═══ EXERCISE INPUTS ═══

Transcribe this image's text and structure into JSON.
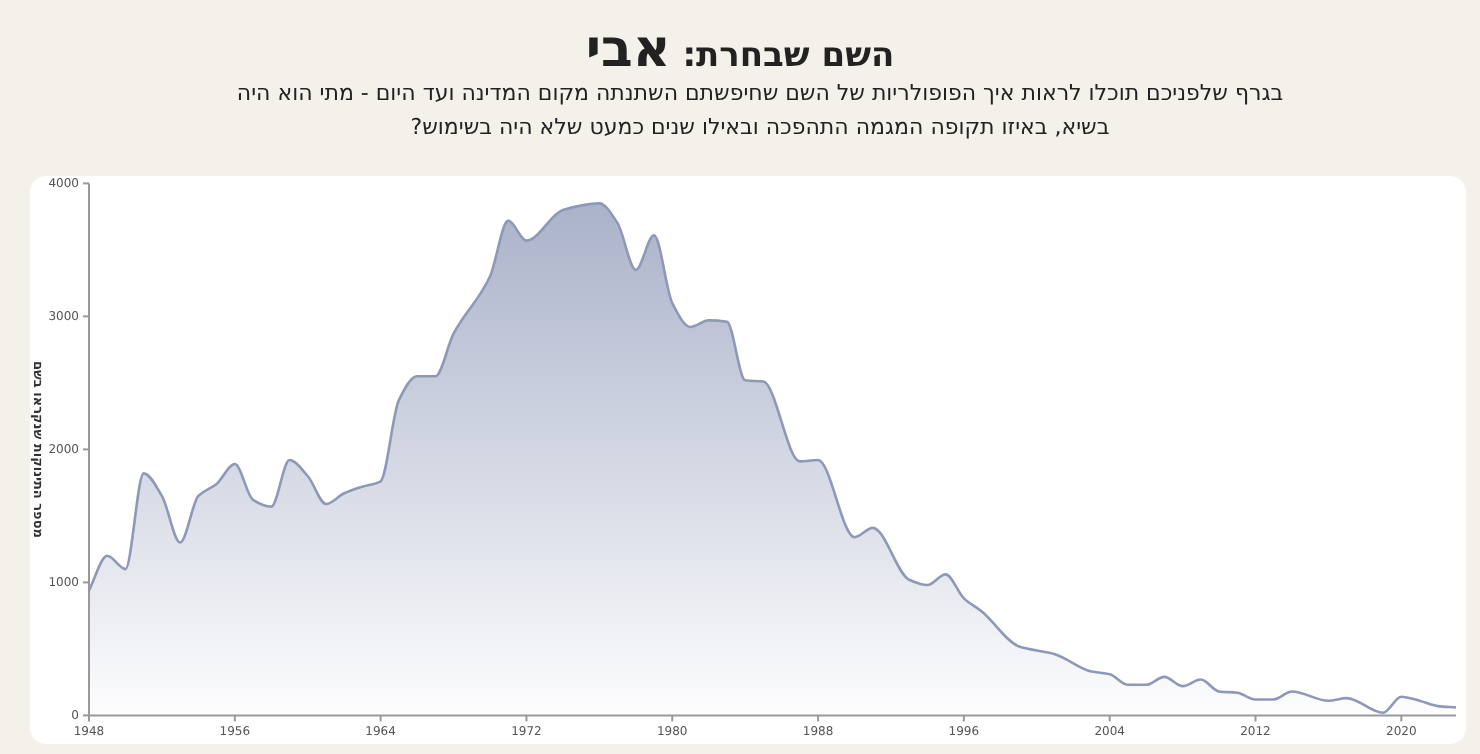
{
  "chart_data": {
    "type": "area",
    "title": "השם שבחרת: אבי",
    "subtitle": "בגרף שלפניכם תוכלו לראות איך הפופולריות של השם שחיפשתם השתנתה מקום המדינה ועד היום - מתי הוא היה בשיא, באיזו תקופה המגמה התהפכה ובאילו שנים כמעט שלא היה בשימוש?",
    "ylabel": "מספר התינוקות שנקראו בשם",
    "x": [
      1948,
      1949,
      1950,
      1951,
      1952,
      1953,
      1954,
      1955,
      1956,
      1957,
      1958,
      1959,
      1960,
      1961,
      1962,
      1963,
      1964,
      1965,
      1966,
      1967,
      1968,
      1970,
      1971,
      1972,
      1974,
      1976,
      1977,
      1978,
      1979,
      1980,
      1981,
      1982,
      1983,
      1984,
      1985,
      1987,
      1988,
      1990,
      1991,
      1993,
      1994,
      1995,
      1996,
      1997,
      1999,
      2001,
      2003,
      2004,
      2005,
      2006,
      2007,
      2008,
      2009,
      2010,
      2011,
      2012,
      2013,
      2014,
      2016,
      2017,
      2019,
      2020,
      2021,
      2022,
      2023
    ],
    "series": [
      {
        "color": "#8e99b8",
        "values": [
          940,
          1200,
          1100,
          1820,
          1650,
          1300,
          1650,
          1740,
          1890,
          1620,
          1570,
          1920,
          1800,
          1590,
          1670,
          1720,
          1760,
          2370,
          2550,
          2550,
          2870,
          3300,
          3720,
          3570,
          3800,
          3850,
          3700,
          3350,
          3610,
          3100,
          2920,
          2970,
          2960,
          2520,
          2510,
          1910,
          1920,
          1340,
          1410,
          1020,
          980,
          1060,
          880,
          780,
          520,
          460,
          330,
          310,
          230,
          230,
          290,
          220,
          270,
          180,
          170,
          120,
          120,
          180,
          110,
          130,
          20,
          140,
          110,
          70,
          60
        ]
      }
    ],
    "xlim": [
      1948,
      2023
    ],
    "xticks": [
      1948,
      1956,
      1964,
      1972,
      1980,
      1988,
      1996,
      2004,
      2012,
      2020
    ],
    "ylim": [
      0,
      4000
    ],
    "yticks": [
      0,
      1000,
      2000,
      3000,
      4000
    ],
    "grid": false
  }
}
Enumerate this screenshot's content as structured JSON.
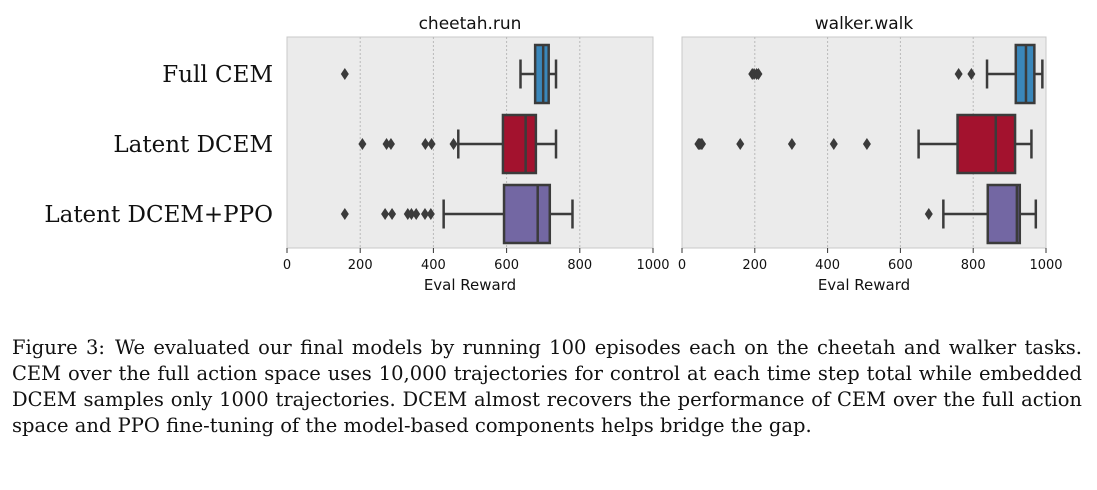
{
  "chart_data": [
    {
      "type": "box",
      "title": "cheetah.run",
      "xlabel": "Eval Reward",
      "xlim": [
        0,
        1000
      ],
      "xticks": [
        "0",
        "200",
        "400",
        "600",
        "800",
        "1000"
      ],
      "grid": true,
      "categories": [
        "Full CEM",
        "Latent DCEM",
        "Latent DCEM+PPO"
      ],
      "boxes": [
        {
          "name": "Full CEM",
          "color": "#3a87bb",
          "whisker_low": 638,
          "q1": 678,
          "median": 700,
          "q3": 715,
          "whisker_high": 735,
          "outliers": [
            158
          ]
        },
        {
          "name": "Latent DCEM",
          "color": "#a3122e",
          "whisker_low": 468,
          "q1": 590,
          "median": 652,
          "q3": 680,
          "whisker_high": 735,
          "outliers": [
            206,
            272,
            284,
            378,
            395,
            455
          ]
        },
        {
          "name": "Latent DCEM+PPO",
          "color": "#7367a3",
          "whisker_low": 428,
          "q1": 593,
          "median": 685,
          "q3": 718,
          "whisker_high": 780,
          "outliers": [
            158,
            268,
            287,
            330,
            340,
            353,
            377,
            393
          ]
        }
      ]
    },
    {
      "type": "box",
      "title": "walker.walk",
      "xlabel": "Eval Reward",
      "xlim": [
        0,
        1000
      ],
      "xticks": [
        "0",
        "200",
        "400",
        "600",
        "800",
        "1000"
      ],
      "grid": true,
      "categories": [
        "Full CEM",
        "Latent DCEM",
        "Latent DCEM+PPO"
      ],
      "boxes": [
        {
          "name": "Full CEM",
          "color": "#3a87bb",
          "whisker_low": 838,
          "q1": 917,
          "median": 945,
          "q3": 968,
          "whisker_high": 990,
          "outliers": [
            193,
            198,
            205,
            210,
            760,
            795
          ]
        },
        {
          "name": "Latent DCEM",
          "color": "#a3122e",
          "whisker_low": 650,
          "q1": 757,
          "median": 862,
          "q3": 915,
          "whisker_high": 960,
          "outliers": [
            45,
            48,
            52,
            55,
            160,
            302,
            417,
            508
          ]
        },
        {
          "name": "Latent DCEM+PPO",
          "color": "#7367a3",
          "whisker_low": 718,
          "q1": 840,
          "median": 920,
          "q3": 928,
          "whisker_high": 972,
          "outliers": [
            678
          ]
        }
      ]
    }
  ],
  "caption": {
    "label": "Figure 3:",
    "text": "We evaluated our final models by running 100 episodes each on the cheetah and walker tasks. CEM over the full action space uses 10,000 trajectories for control at each time step total while embedded DCEM samples only 1000 trajectories. DCEM almost recovers the performance of CEM over the full action space and PPO fine-tuning of the model-based components helps bridge the gap."
  }
}
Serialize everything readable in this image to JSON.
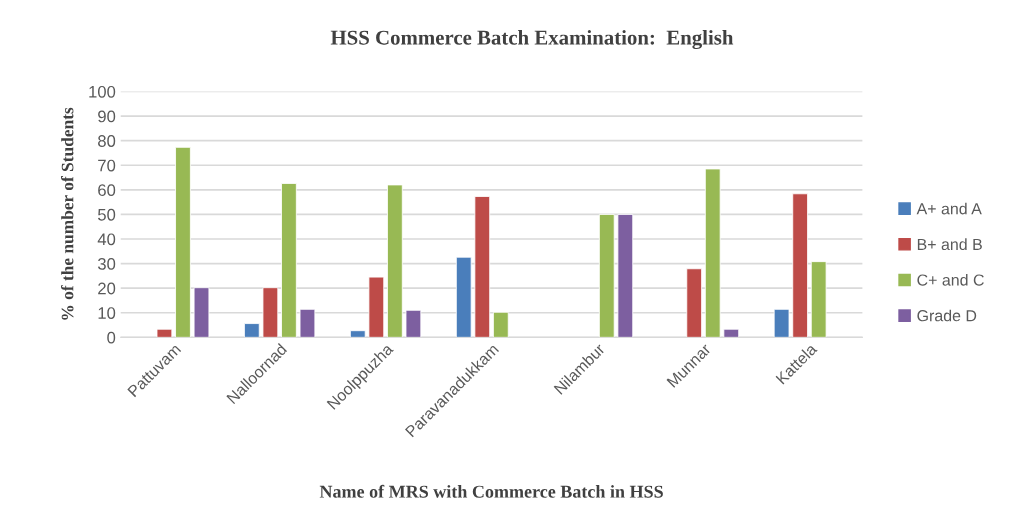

═══

**TASK TO CARRY OUT**.
Omit the pictures, and quote the material above exactly as given.

**SOLUTION**.
Transcribe this image's text and structure into JSON.
{
  "chart_data": {
    "type": "area",
    "title": "השם שבחרת: אבי",
    "subtitle": "בגרף שלפניכם תוכלו לראות איך הפופולריות של השם שחיפשתם השתנתה מקום המדינה ועד היום - מתי הוא היה בשיא, באיזו תקופה המגמה התהפכה ובאילו שנים כמעט שלא היה בשימוש?",
    "ylabel": "מספר התינוקות שנקראו בשם",
    "x": [
      1948,
      1949,
      1950,
      1951,
      1952,
      1953,
      1954,
      1955,
      1956,
      1957,
      1958,
      1959,
      1960,
      1961,
      1962,
      1963,
      1964,
      1965,
      1966,
      1967,
      1968,
      1970,
      1971,
      1972,
      1974,
      1976,
      1977,
      1978,
      1979,
      1980,
      1981,
      1982,
      1983,
      1984,
      1985,
      1987,
      1988,
      1990,
      1991,
      1993,
      1994,
      1995,
      1996,
      1997,
      1999,
      2001,
      2003,
      2004,
      2005,
      2006,
      2007,
      2008,
      2009,
      2010,
      2011,
      2012,
      2013,
      2014,
      2016,
      2017,
      2019,
      2020,
      2021,
      2022,
      2023
    ],
    "series": [
      {
        "color": "#8e99b8",
        "values": [
          940,
          1200,
          1100,
          1820,
          1650,
          1300,
          1650,
          1740,
          1890,
          1620,
          1570,
          1920,
          1800,
          1590,
          1670,
          1720,
          1760,
          2370,
          2550,
          2550,
          2870,
          3300,
          3720,
          3570,
          3800,
          3850,
          3700,
          3350,
          3610,
          3100,
          2920,
          2970,
          2960,
          2520,
          2510,
          1910,
          1920,
          1340,
          1410,
          1020,
          980,
          1060,
          880,
          780,
          520,
          460,
          330,
          310,
          230,
          230,
          290,
          220,
          270,
          180,
          170,
          120,
          120,
          180,
          110,
          130,
          20,
          140,
          110,
          70,
          60
        ]
      }
    ],
    "xlim": [
      1948,
      2023
    ],
    "xticks": [
      1948,
      1956,
      1964,
      1972,
      1980,
      1988,
      1996,
      2004,
      2012,
      2020
    ],
    "ylim": [
      0,
      4000
    ],
    "yticks": [
      0,
      1000,
      2000,
      3000,
      4000
    ],
    "grid": false
  }
}
Enumerate this screenshot's content as structured JSON.
{
  "chart_data": [
    {
      "type": "box",
      "title": "cheetah.run",
      "xlabel": "Eval Reward",
      "xlim": [
        0,
        1000
      ],
      "xticks": [
        "0",
        "200",
        "400",
        "600",
        "800",
        "1000"
      ],
      "grid": true,
      "categories": [
        "Full CEM",
        "Latent DCEM",
        "Latent DCEM+PPO"
      ],
      "boxes": [
        {
          "name": "Full CEM",
          "color": "#3a87bb",
          "whisker_low": 638,
          "q1": 678,
          "median": 700,
          "q3": 715,
          "whisker_high": 735,
          "outliers": [
            158
          ]
        },
        {
          "name": "Latent DCEM",
          "color": "#a3122e",
          "whisker_low": 468,
          "q1": 590,
          "median": 652,
          "q3": 680,
          "whisker_high": 735,
          "outliers": [
            206,
            272,
            284,
            378,
            395,
            455
          ]
        },
        {
          "name": "Latent DCEM+PPO",
          "color": "#7367a3",
          "whisker_low": 428,
          "q1": 593,
          "median": 685,
          "q3": 718,
          "whisker_high": 780,
          "outliers": [
            158,
            268,
            287,
            330,
            340,
            353,
            377,
            393
          ]
        }
      ]
    },
    {
      "type": "box",
      "title": "walker.walk",
      "xlabel": "Eval Reward",
      "xlim": [
        0,
        1000
      ],
      "xticks": [
        "0",
        "200",
        "400",
        "600",
        "800",
        "1000"
      ],
      "grid": true,
      "categories": [
        "Full CEM",
        "Latent DCEM",
        "Latent DCEM+PPO"
      ],
      "boxes": [
        {
          "name": "Full CEM",
          "color": "#3a87bb",
          "whisker_low": 838,
          "q1": 917,
          "median": 945,
          "q3": 968,
          "whisker_high": 990,
          "outliers": [
            193,
            198,
            205,
            210,
            760,
            795
          ]
        },
        {
          "name": "Latent DCEM",
          "color": "#a3122e",
          "whisker_low": 650,
          "q1": 757,
          "median": 862,
          "q3": 915,
          "whisker_high": 960,
          "outliers": [
            45,
            48,
            52,
            55,
            160,
            302,
            417,
            508
          ]
        },
        {
          "name": "Latent DCEM+PPO",
          "color": "#7367a3",
          "whisker_low": 718,
          "q1": 840,
          "median": 920,
          "q3": 928,
          "whisker_high": 972,
          "outliers": [
            678
          ]
        }
      ]
    }
  ],
  "caption": {
    "label": "Figure 3:",
    "text": "We evaluated our final models by running 100 episodes each on the cheetah and walker tasks. CEM over the full action space uses 10,000 trajectories for control at each time step total while embedded DCEM samples only 1000 trajectories. DCEM almost recovers the performance of CEM over the full action space and PPO fine-tuning of the model-based components helps bridge the gap."
  }
}
Serialize everything readable in this image to JSON.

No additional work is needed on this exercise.